PROBLEM DESCRIPTION: Output the records. Match them exactly.

[Collection entries]
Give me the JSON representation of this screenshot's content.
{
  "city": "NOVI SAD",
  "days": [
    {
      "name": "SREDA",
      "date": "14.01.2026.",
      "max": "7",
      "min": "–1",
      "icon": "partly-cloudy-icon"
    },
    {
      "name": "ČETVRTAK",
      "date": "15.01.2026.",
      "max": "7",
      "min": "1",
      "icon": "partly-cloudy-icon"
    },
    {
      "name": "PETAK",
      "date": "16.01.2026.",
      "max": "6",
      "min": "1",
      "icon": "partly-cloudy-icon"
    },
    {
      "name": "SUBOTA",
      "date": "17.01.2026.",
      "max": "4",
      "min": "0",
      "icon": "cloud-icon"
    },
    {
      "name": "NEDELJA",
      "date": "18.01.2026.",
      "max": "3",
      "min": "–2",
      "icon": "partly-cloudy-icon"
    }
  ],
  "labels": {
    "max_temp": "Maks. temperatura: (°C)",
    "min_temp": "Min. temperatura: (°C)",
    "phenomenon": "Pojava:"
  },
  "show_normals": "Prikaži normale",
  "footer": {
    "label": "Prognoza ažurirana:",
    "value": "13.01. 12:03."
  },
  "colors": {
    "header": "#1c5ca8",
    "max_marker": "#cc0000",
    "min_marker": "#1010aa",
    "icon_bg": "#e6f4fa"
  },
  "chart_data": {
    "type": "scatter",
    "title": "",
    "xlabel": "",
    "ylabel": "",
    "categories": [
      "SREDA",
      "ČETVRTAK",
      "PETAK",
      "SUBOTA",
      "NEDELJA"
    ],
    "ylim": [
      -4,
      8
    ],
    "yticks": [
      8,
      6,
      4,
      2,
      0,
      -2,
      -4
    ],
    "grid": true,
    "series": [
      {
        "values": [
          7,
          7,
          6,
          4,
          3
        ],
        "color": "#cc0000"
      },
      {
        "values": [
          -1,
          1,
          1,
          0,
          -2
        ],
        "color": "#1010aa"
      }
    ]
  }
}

RIGHT ANSWER:
Give me the JSON representation of this screenshot's content.
{
  "city": "NOVI SAD",
  "days": [
    {
      "name": "SREDA",
      "date": "14.01.2026.",
      "max": "7",
      "min": "–1",
      "icon": "partly-cloudy-icon"
    },
    {
      "name": "ČETVRTAK",
      "date": "15.01.2026.",
      "max": "7",
      "min": "1",
      "icon": "partly-cloudy-icon"
    },
    {
      "name": "PETAK",
      "date": "16.01.2026.",
      "max": "6",
      "min": "1",
      "icon": "partly-cloudy-icon"
    },
    {
      "name": "SUBOTA",
      "date": "17.01.2026.",
      "max": "4",
      "min": "0",
      "icon": "cloud-icon"
    },
    {
      "name": "NEDELJA",
      "date": "18.01.2026.",
      "max": "3",
      "min": "–2",
      "icon": "partly-cloudy-icon"
    }
  ],
  "labels": {
    "max_temp": "Maks. temperatura: (°C)",
    "min_temp": "Min. temperatura: (°C)",
    "phenomenon": "Pojava:"
  },
  "show_normals": "Prikaži normale",
  "footer": {
    "label": "Prognoza ažurirana:",
    "value": "13.01. 12:03."
  },
  "colors": {
    "header": "#1c5ca8",
    "max_marker": "#cc0000",
    "min_marker": "#1010aa",
    "icon_bg": "#e6f4fa"
  },
  "chart_data": {
    "type": "scatter",
    "title": "",
    "xlabel": "",
    "ylabel": "",
    "categories": [
      "SREDA",
      "ČETVRTAK",
      "PETAK",
      "SUBOTA",
      "NEDELJA"
    ],
    "ylim": [
      -4,
      8
    ],
    "yticks": [
      8,
      6,
      4,
      2,
      0,
      -2,
      -4
    ],
    "grid": true,
    "series": [
      {
        "values": [
          7,
          7,
          6,
          4,
          3
        ],
        "color": "#cc0000"
      },
      {
        "values": [
          -1,
          1,
          1,
          0,
          -2
        ],
        "color": "#1010aa"
      }
    ]
  }
}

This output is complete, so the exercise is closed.